» **Directions**: Among the lines listed below, count those that include the string "Tools", and state only the count.

Data records:
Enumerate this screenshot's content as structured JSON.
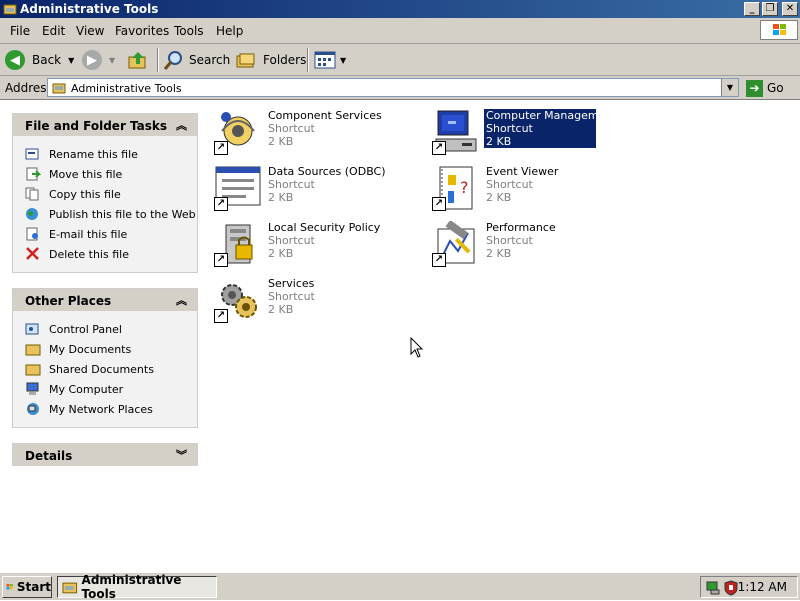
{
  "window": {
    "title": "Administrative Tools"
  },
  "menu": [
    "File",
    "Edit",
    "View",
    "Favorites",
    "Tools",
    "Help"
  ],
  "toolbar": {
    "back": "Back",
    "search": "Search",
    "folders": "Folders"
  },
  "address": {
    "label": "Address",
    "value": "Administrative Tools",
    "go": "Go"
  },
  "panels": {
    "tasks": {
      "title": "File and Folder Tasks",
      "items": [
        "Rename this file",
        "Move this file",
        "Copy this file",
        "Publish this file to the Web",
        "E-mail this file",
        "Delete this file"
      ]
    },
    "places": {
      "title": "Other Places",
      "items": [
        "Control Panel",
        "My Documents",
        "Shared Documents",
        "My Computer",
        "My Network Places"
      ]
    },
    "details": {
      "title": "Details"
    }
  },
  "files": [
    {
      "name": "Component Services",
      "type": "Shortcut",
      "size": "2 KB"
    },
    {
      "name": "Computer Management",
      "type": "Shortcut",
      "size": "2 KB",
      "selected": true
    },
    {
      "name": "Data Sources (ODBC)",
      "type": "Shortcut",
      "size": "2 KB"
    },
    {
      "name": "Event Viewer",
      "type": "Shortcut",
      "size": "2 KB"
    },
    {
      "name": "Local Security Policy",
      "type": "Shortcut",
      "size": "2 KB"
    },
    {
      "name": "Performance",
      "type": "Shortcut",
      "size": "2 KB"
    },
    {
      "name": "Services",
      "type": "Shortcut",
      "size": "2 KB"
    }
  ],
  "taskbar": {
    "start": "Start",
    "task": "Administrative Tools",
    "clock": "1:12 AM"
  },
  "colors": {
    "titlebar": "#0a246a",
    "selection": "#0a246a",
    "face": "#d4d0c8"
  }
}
--
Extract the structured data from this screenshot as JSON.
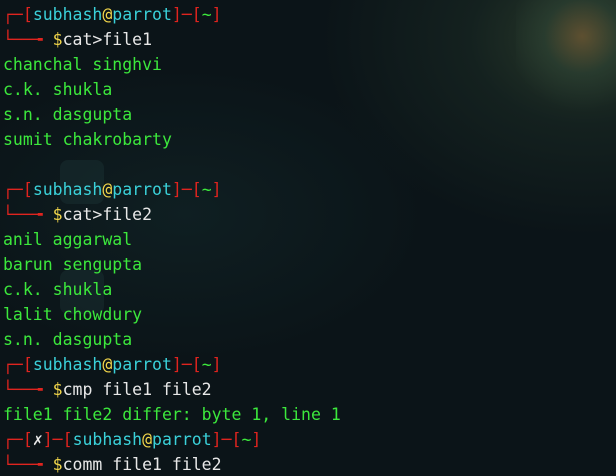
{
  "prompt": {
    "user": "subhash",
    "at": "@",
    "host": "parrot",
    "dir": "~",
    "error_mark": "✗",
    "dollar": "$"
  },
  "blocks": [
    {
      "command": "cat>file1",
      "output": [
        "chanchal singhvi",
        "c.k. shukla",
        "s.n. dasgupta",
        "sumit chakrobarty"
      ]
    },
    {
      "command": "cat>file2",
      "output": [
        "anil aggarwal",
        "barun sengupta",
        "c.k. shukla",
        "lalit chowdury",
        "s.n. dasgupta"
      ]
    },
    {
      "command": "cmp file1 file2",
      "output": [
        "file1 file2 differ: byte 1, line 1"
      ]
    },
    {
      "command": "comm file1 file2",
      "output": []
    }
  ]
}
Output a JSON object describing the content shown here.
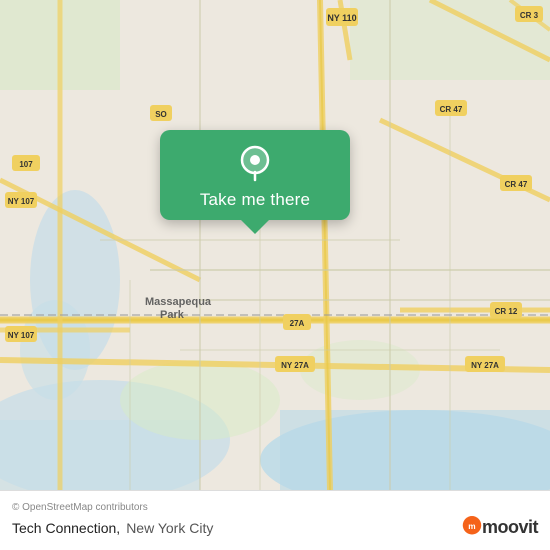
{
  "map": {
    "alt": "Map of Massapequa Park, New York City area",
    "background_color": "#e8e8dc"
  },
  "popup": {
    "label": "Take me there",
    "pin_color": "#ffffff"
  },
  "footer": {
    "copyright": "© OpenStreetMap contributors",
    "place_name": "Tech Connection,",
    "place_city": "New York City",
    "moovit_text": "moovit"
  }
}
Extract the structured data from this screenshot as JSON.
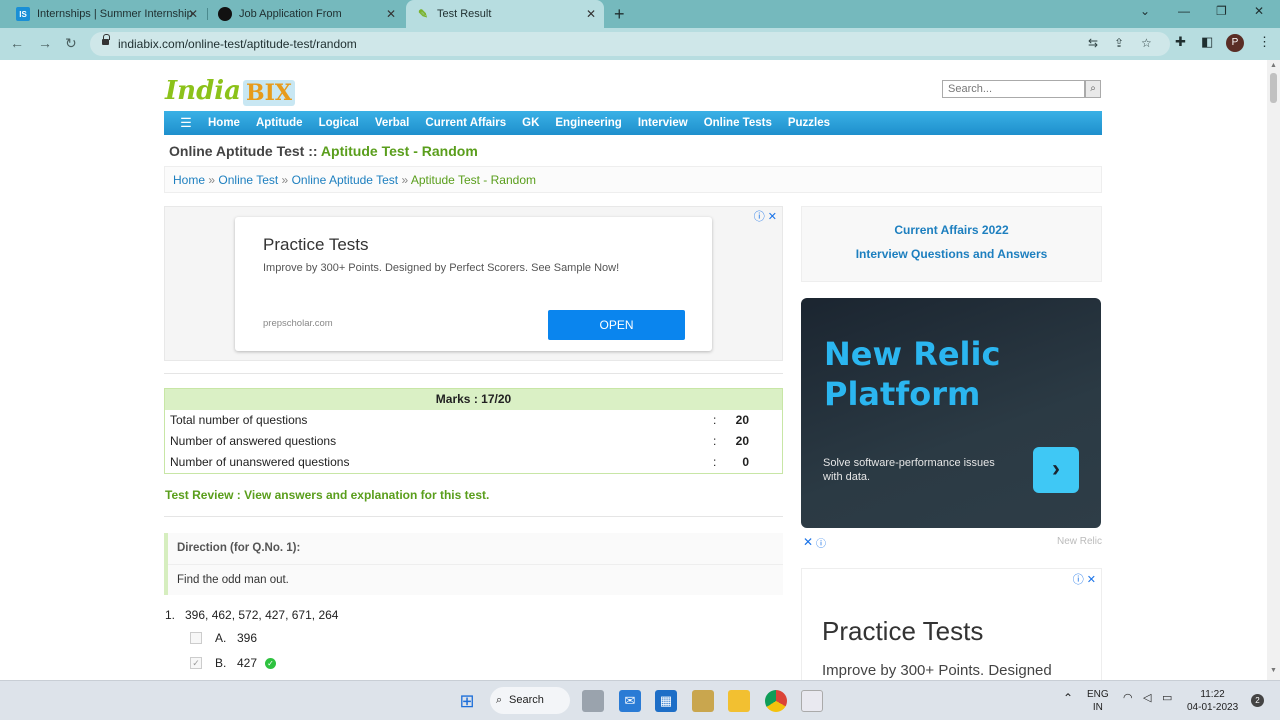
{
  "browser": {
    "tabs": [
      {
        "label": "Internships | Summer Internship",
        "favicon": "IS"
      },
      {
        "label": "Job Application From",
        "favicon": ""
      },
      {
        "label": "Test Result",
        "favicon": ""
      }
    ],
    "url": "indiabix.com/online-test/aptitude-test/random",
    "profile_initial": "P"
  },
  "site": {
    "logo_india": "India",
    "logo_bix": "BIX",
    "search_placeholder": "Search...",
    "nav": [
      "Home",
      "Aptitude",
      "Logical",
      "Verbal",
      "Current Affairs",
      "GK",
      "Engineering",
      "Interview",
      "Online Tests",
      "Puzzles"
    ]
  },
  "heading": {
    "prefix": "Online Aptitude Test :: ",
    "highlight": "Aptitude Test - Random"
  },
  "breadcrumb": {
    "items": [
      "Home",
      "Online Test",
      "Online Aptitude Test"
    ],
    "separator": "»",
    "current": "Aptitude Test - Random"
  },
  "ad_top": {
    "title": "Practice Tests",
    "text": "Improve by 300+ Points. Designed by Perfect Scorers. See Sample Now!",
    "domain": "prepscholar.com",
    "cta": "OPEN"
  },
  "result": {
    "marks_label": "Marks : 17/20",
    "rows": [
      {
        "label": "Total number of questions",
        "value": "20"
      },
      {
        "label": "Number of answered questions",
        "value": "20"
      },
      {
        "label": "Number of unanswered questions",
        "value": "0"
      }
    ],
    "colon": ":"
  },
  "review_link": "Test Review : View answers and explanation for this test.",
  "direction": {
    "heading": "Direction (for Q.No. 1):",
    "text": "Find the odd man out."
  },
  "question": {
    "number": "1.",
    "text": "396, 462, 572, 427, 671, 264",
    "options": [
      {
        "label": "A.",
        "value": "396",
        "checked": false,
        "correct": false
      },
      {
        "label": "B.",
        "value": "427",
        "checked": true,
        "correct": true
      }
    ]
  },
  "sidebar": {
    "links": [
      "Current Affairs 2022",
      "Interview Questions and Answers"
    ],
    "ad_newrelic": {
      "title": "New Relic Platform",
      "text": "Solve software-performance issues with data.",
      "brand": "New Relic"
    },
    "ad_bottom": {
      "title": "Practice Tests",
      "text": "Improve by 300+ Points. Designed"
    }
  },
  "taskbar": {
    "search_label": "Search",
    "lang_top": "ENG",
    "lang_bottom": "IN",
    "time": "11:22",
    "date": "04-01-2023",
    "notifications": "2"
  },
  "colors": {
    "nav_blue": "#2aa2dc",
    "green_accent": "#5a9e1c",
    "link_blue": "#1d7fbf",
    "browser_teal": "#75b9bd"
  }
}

» **Result for this task**: 4